## Figure collection entries:
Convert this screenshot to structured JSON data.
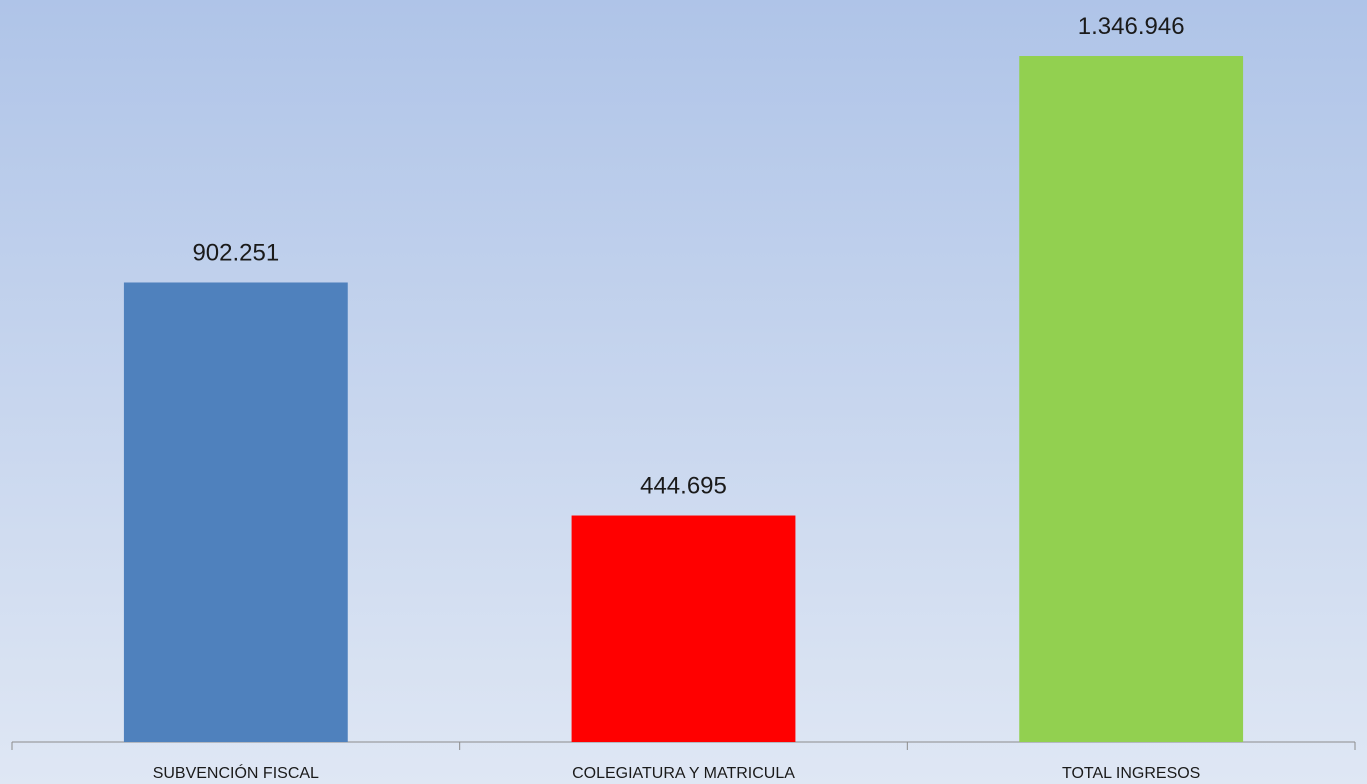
{
  "chart_data": {
    "type": "bar",
    "categories": [
      "SUBVENCIÓN FISCAL",
      "COLEGIATURA Y MATRICULA",
      "TOTAL INGRESOS"
    ],
    "values": [
      902251,
      444695,
      1346946
    ],
    "value_labels": [
      "902.251",
      "444.695",
      "1.346.946"
    ],
    "colors": [
      "#4f81bd",
      "#ff0000",
      "#92d050"
    ]
  }
}
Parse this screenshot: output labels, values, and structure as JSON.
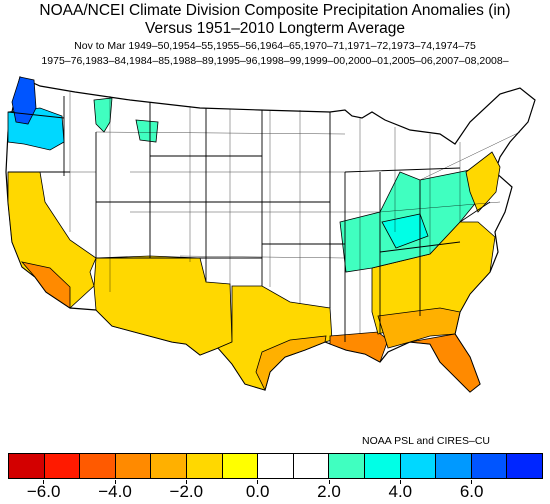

## WRITTEN EXERCISE:
Restate each entry word for word, please, but drop any images it holds.

## FULL ANSWER:
Convert this screenshot to structured JSON data.
{
  "chart_data": {
    "type": "bar",
    "categories": [
      "SUBVENCIÓN FISCAL",
      "COLEGIATURA Y MATRICULA",
      "TOTAL INGRESOS"
    ],
    "values": [
      902251,
      444695,
      1346946
    ],
    "value_labels": [
      "902.251",
      "444.695",
      "1.346.946"
    ],
    "colors": [
      "#4f81bd",
      "#ff0000",
      "#92d050"
    ]
  }
}
Parse this screenshot: output labels, values, and structure as JSON.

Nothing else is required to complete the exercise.